→ **What to work on**: Keep the images out and copy every entry below exactly.

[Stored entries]
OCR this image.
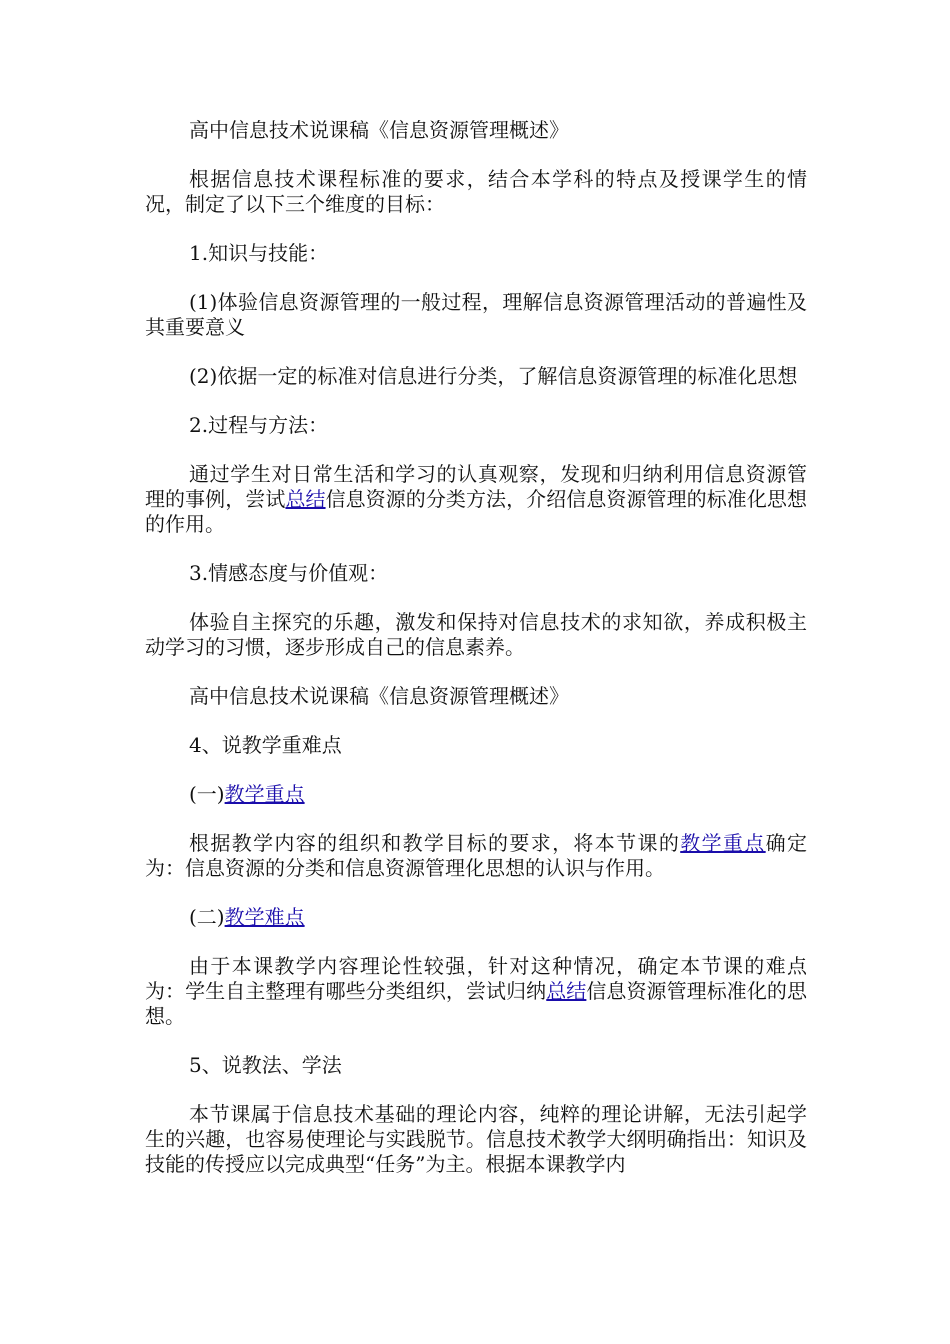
高中信息技术说课稿《信息资源管理概述》

根据信息技术课程标准的要求，结合本学科的特点及授课学生的情况，制定了以下三个维度的目标：

1.知识与技能：

(1)体验信息资源管理的一般过程，理解信息资源管理活动的普遍性及其重要意义

(2)依据一定的标准对信息进行分类，了解信息资源管理的标准化思想

2.过程与方法：

通过学生对日常生活和学习的认真观察，发现和归纳利用信息资源管理的事例，尝试总结信息资源的分类方法，介绍信息资源管理的标准化思想的作用。

3.情感态度与价值观：

体验自主探究的乐趣，激发和保持对信息技术的求知欲，养成积极主动学习的习惯，逐步形成自己的信息素养。

高中信息技术说课稿《信息资源管理概述》

4、说教学重难点

(一)教学重点

根据教学内容的组织和教学目标的要求，将本节课的教学重点确定为：信息资源的分类和信息资源管理化思想的认识与作用。

(二)教学难点

由于本课教学内容理论性较强，针对这种情况，确定本节课的难点为：学生自主整理有哪些分类组织，尝试归纳总结信息资源管理标准化的思想。

5、说教法、学法

本节课属于信息技术基础的理论内容，纯粹的理论讲解，无法引起学生的兴趣，也容易使理论与实践脱节。信息技术教学大纲明确指出：知识及技能的传授应以完成典型“任务”为主。根据本课教学内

→ **Answer for the task**:
OCR this image.
高中信息技术说课稿《信息资源管理概述》

根据信息技术课程标准的要求，结合本学科的特点及授课学生的情况，制定了以下三个维度的目标：

1.知识与技能：

(1)体验信息资源管理的一般过程，理解信息资源管理活动的普遍性及其重要意义

(2)依据一定的标准对信息进行分类，了解信息资源管理的标准化思想

2.过程与方法：

通过学生对日常生活和学习的认真观察，发现和归纳利用信息资源管理的事例，尝试总结信息资源的分类方法，介绍信息资源管理的标准化思想的作用。

3.情感态度与价值观：

体验自主探究的乐趣，激发和保持对信息技术的求知欲，养成积极主动学习的习惯，逐步形成自己的信息素养。

高中信息技术说课稿《信息资源管理概述》

4、说教学重难点

(一)教学重点

根据教学内容的组织和教学目标的要求，将本节课的教学重点确定为：信息资源的分类和信息资源管理化思想的认识与作用。

(二)教学难点

由于本课教学内容理论性较强，针对这种情况，确定本节课的难点为：学生自主整理有哪些分类组织，尝试归纳总结信息资源管理标准化的思想。

5、说教法、学法

本节课属于信息技术基础的理论内容，纯粹的理论讲解，无法引起学生的兴趣，也容易使理论与实践脱节。信息技术教学大纲明确指出：知识及技能的传授应以完成典型“任务”为主。根据本课教学内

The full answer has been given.